Look through the data and write out every line with the word "date" in it.
Start of Provided information
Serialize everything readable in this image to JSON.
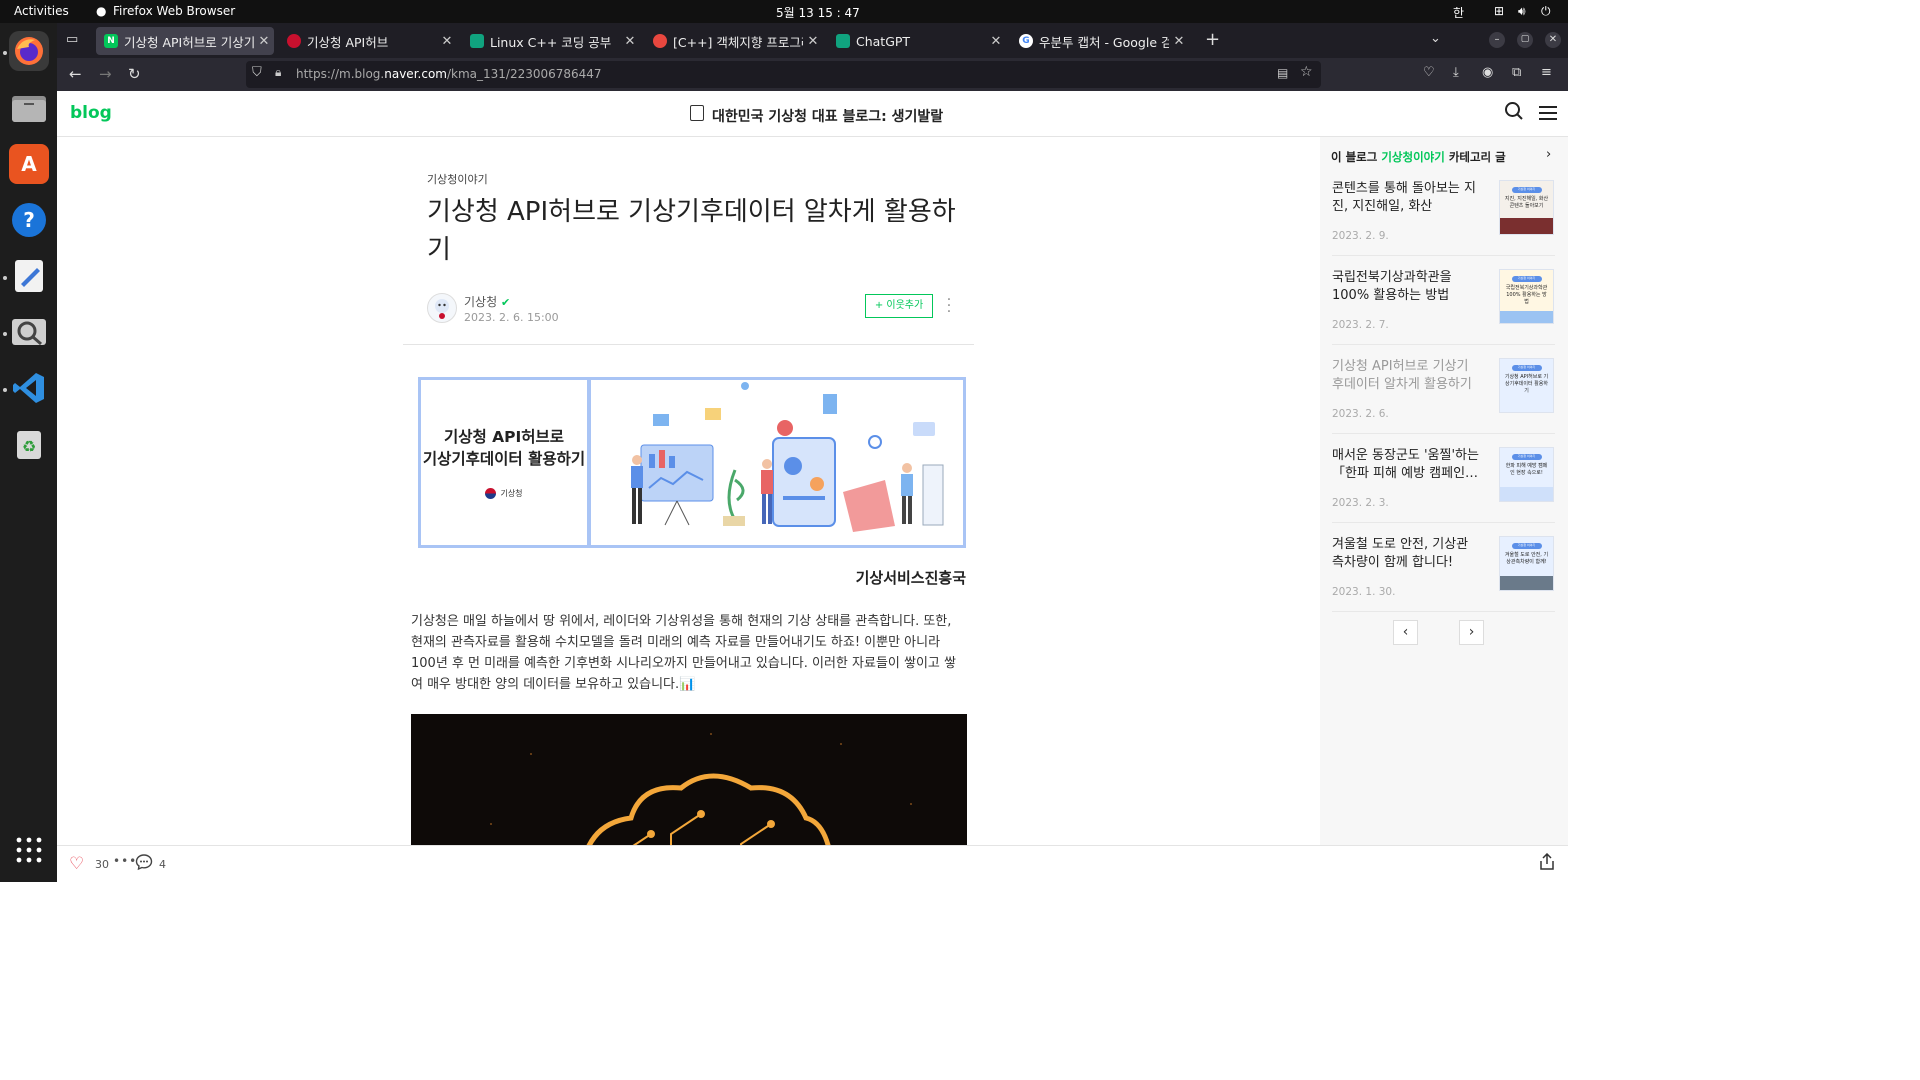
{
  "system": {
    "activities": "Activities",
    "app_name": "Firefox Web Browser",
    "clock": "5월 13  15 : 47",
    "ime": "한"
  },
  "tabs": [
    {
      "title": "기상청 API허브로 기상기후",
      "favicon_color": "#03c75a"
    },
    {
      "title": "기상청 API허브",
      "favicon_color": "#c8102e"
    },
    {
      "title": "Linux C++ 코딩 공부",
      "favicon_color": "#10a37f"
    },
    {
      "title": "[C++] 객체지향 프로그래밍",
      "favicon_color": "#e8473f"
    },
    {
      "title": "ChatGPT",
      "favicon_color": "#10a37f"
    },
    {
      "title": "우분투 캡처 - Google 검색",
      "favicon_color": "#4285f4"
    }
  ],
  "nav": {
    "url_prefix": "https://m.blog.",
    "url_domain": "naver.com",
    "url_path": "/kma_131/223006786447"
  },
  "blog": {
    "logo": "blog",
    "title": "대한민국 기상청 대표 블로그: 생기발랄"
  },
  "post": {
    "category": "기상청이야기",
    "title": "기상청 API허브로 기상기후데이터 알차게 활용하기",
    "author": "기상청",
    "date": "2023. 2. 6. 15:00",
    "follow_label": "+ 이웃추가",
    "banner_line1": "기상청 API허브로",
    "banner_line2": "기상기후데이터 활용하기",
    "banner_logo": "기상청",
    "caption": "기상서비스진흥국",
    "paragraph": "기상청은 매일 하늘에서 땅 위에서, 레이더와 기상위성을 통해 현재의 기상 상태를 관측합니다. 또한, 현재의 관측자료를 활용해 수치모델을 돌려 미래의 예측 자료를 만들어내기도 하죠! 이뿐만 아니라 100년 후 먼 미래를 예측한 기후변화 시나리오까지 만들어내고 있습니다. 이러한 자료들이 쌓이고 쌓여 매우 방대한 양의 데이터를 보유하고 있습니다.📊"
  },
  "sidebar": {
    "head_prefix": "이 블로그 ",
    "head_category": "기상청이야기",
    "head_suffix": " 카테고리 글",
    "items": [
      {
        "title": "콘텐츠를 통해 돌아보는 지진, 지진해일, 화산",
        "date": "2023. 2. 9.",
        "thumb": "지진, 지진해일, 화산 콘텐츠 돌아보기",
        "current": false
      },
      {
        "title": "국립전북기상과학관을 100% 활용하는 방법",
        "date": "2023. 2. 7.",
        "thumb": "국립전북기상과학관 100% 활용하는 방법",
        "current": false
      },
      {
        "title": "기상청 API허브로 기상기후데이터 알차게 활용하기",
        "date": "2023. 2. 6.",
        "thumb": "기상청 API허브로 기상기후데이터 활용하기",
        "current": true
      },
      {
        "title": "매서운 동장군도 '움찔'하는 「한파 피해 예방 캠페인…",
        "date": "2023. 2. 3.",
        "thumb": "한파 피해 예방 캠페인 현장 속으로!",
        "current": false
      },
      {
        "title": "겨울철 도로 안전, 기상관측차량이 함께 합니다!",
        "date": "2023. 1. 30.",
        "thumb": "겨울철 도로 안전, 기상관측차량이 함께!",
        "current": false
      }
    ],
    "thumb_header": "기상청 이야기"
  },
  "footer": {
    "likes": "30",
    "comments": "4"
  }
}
End of Provided information
▸ **Finished answer**
    "date": "2023. 2. 6. 15:00",
        "date": "2023. 2. 9.",
        "date": "2023. 2. 7.",
        "date": "2023. 2. 6.",
        "date": "2023. 2. 3.",
        "date": "2023. 1. 30.",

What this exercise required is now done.